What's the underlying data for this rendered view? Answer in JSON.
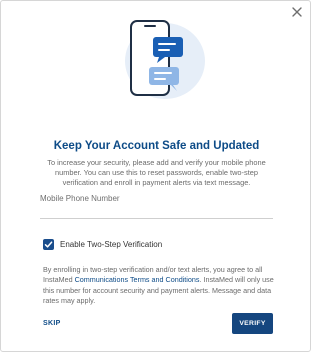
{
  "dialog": {
    "title": "Keep Your Account Safe and Updated",
    "description": "To increase your security, please add and verify your mobile phone number. You can use this to reset passwords, enable two-step verification and enroll in payment alerts via text message.",
    "phone_field": {
      "placeholder": "Mobile Phone Number",
      "value": ""
    },
    "two_step": {
      "label": "Enable Two-Step Verification",
      "checked": true
    },
    "legal": {
      "before": "By enrolling in two-step verification and/or text alerts, you agree to all InstaMed ",
      "link": "Communications Terms and Conditions",
      "after": ". InstaMed will only use this number for account security and payment alerts. Message and data rates may apply."
    },
    "skip_label": "SKIP",
    "verify_label": "VERIFY"
  },
  "colors": {
    "primary": "#15467f",
    "title": "#0d4b87",
    "illustration_blob": "#e6eef8",
    "bubble_front": "#1a5fb4",
    "bubble_back": "#8fb6e6"
  },
  "icons": {
    "close": "close-icon",
    "illustration": "phone-chat-illustration",
    "check": "check-icon"
  }
}
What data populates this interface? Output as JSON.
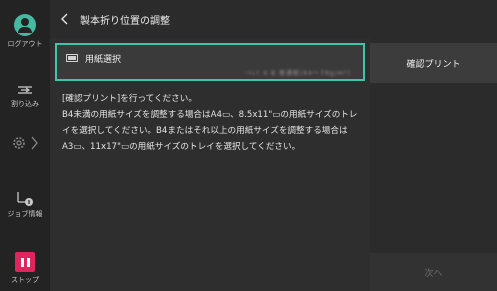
{
  "rail": {
    "logout_label": "ログアウト",
    "interrupt_label": "割り込み",
    "job_label": "ジョブ情報",
    "stop_label": "ストップ"
  },
  "header": {
    "title": "製本折り位置の調整"
  },
  "paper_select": {
    "label": "用紙選択",
    "value": "ｰﾄﾚｲ 4 B  普通紙(64〜79g/m²)"
  },
  "description": "[確認プリント]を行ってください。\nB4未満の用紙サイズを調整する場合はA4▭、8.5x11\"▭の用紙サイズのトレイを選択してください。B4またはそれ以上の用紙サイズを調整する場合はA3▭、11x17\"▭の用紙サイズのトレイを選択してください。",
  "buttons": {
    "confirm_print": "確認プリント",
    "next": "次へ"
  },
  "colors": {
    "accent": "#41c4ac",
    "stop": "#e0245e"
  }
}
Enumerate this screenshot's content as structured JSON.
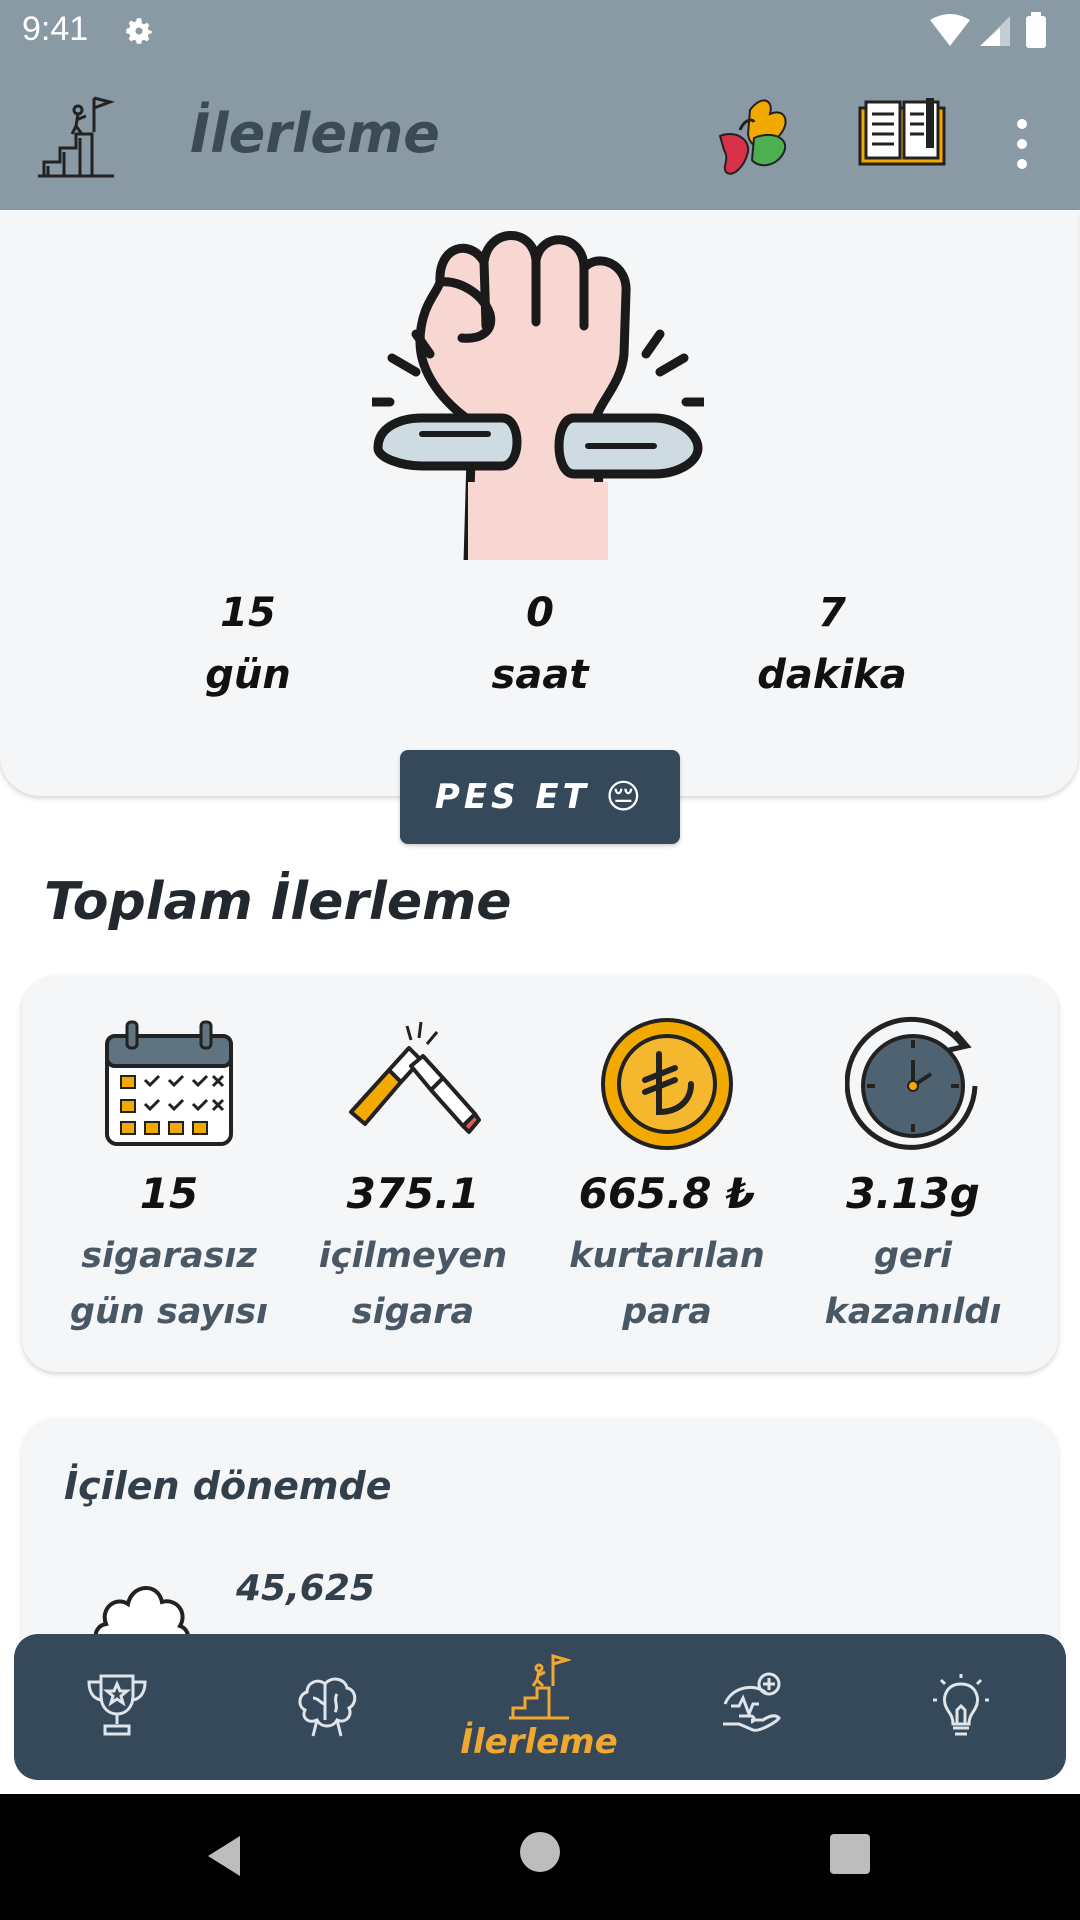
{
  "status_bar": {
    "time": "9:41"
  },
  "app_bar": {
    "title": "İlerleme"
  },
  "timer": {
    "days_value": "15",
    "days_unit": "gün",
    "hours_value": "0",
    "hours_unit": "saat",
    "minutes_value": "7",
    "minutes_unit": "dakika"
  },
  "give_up_button": "PES ET 😔",
  "total_progress": {
    "title": "Toplam İlerleme",
    "stats": [
      {
        "value": "15",
        "label_line1": "sigarasız",
        "label_line2": "gün sayısı",
        "icon": "calendar-icon"
      },
      {
        "value": "375.1",
        "label_line1": "içilmeyen",
        "label_line2": "sigara",
        "icon": "broken-cigarette-icon"
      },
      {
        "value": "665.8 ₺",
        "label_line1": "kurtarılan",
        "label_line2": "para",
        "icon": "lira-coin-icon"
      },
      {
        "value": "3.13g",
        "label_line1": "geri",
        "label_line2": "kazanıldı",
        "icon": "clock-icon"
      }
    ]
  },
  "smoked_period": {
    "title": "İçilen dönemde",
    "value": "45,625",
    "icon": "smoke-cloud-icon"
  },
  "bottom_nav": {
    "active_label": "İlerleme",
    "items": [
      "trophy-icon",
      "brain-icon",
      "progress-climb-icon",
      "health-hand-icon",
      "lightbulb-icon"
    ]
  },
  "colors": {
    "app_bar": "#8a9aa4",
    "dark_slate": "#36495a",
    "accent": "#f0a830",
    "card_bg": "#f4f6f8"
  }
}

+++

§ **Job**: Take every line containing the word "İlerleme" and copy it.

§ **Worked solution**:
    "title": "İlerleme"
    "title": "Toplam İlerleme",
    "active_label": "İlerleme",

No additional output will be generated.